WHAT THE TASK ASKS
Select each line where the word "weniger" appears.

[Part of a data file]

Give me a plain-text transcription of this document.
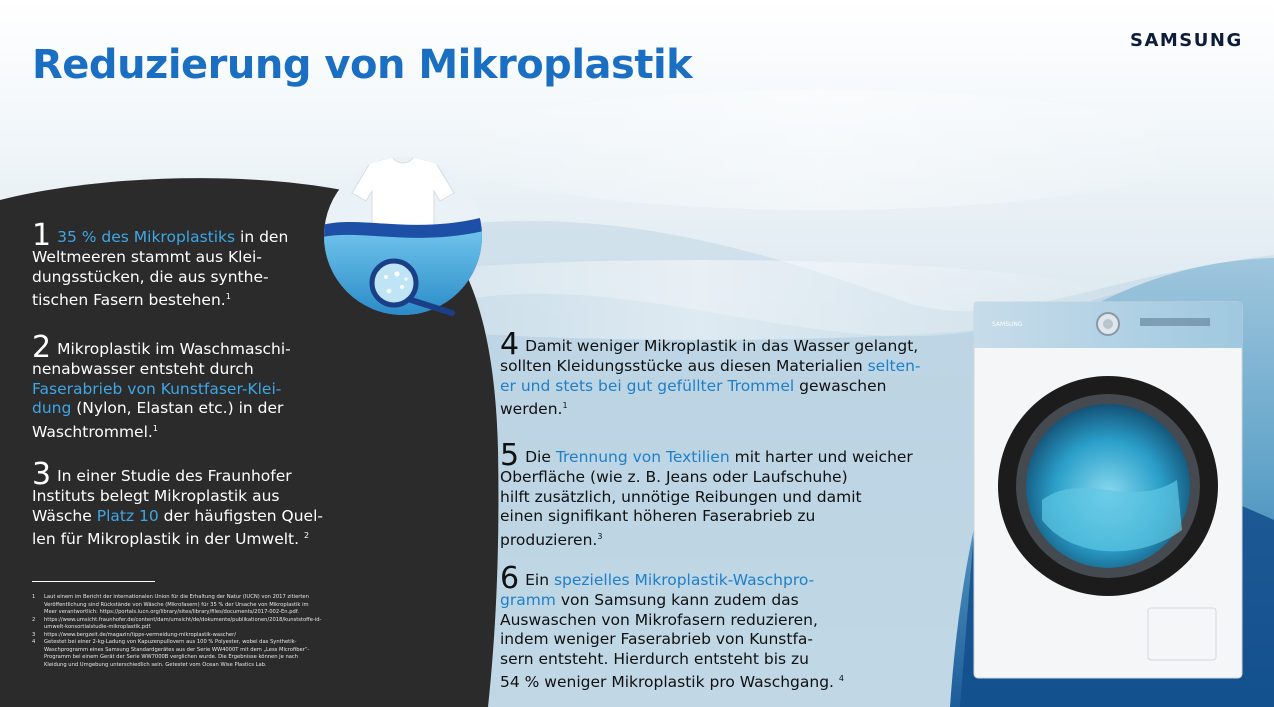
SAMSUNG
Reduzierung von Mikroplastik
SAMSUNG
1 35 % des Mikroplastiks in den
Weltmeeren stammt aus Klei-
dungsstücken, die aus synthe-
tischen Fasern bestehen.$^1$
2 Mikroplastik im Waschmaschi-
nenabwasser entsteht durch
Faserabrieb von Kunstfaser-Klei-
dung (Nylon, Elastan etc.) in der
Waschtrommel.$^1$
3 In einer Studie des Fraunhofer
Instituts belegt Mikroplastik aus
Wäsche Platz 10 der häufigsten Quel-
len für Mikroplastik in der Umwelt. $^2$
4 Damit weniger Mikroplastik in das Wasser gelangt,
sollten Kleidungsstücke aus diesen Materialien selten-
er und stets bei gut gefüllter Trommel gewaschen
werden.$^1$
5 Die Trennung von Textilien mit harter und weicher
Oberfläche (wie z. B. Jeans oder Laufschuhe)
hilft zusätzlich, unnötige Reibungen und damit
einen signifikant höheren Faserabrieb zu
produzieren.$^3$
6 Ein spezielles Mikroplastik-Waschpro-
gramm von Samsung kann zudem das
Auswaschen von Mikrofasern reduzieren,
indem weniger Faserabrieb von Kunstfa-
sern entsteht. Hierdurch entsteht bis zu
54 % weniger Mikroplastik pro Waschgang. $^4$
1 Laut einem im Bericht der internationalen Union für die Erhaltung der Natur (IUCN) von 2017 zitierten Veröffentlichung sind Rückstände von Wäsche (Mikrofasern) für 35 % der Ursache von Mikroplastik im Meer verantwortlich: https://portals.iucn.org/library/sites/library/files/documents/2017-002-En.pdf.
2 https://www.umsicht.fraunhofer.de/content/dam/umsicht/de/dokumente/publikationen/2018/kunststoffe-id-umwelt-konsortialstudie-mikroplastik.pdf.
3 https://www.bergzeit.de/magazin/tipps-vermeidung-mikroplastik-wascher/
4 Getestet bei einer 2-kg-Ladung von Kapuzenpullovern aus 100 % Polyester, wobei das Synthetik-Waschprogramm eines Samsung Standardgerätes aus der Serie WW4000T mit dem „Less Microfiber“-Programm bei einem Gerät der Serie WW7000B verglichen wurde. Die Ergebnisse können je nach Kleidung und Umgebung unterschiedlich sein. Getestet vom Ocean Wise Plastics Lab.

FINISHED TASK
4 Damit weniger Mikroplastik in das Wasser gelangt,
indem weniger Faserabrieb von Kunstfa-
54 % weniger Mikroplastik pro Waschgang. $^4$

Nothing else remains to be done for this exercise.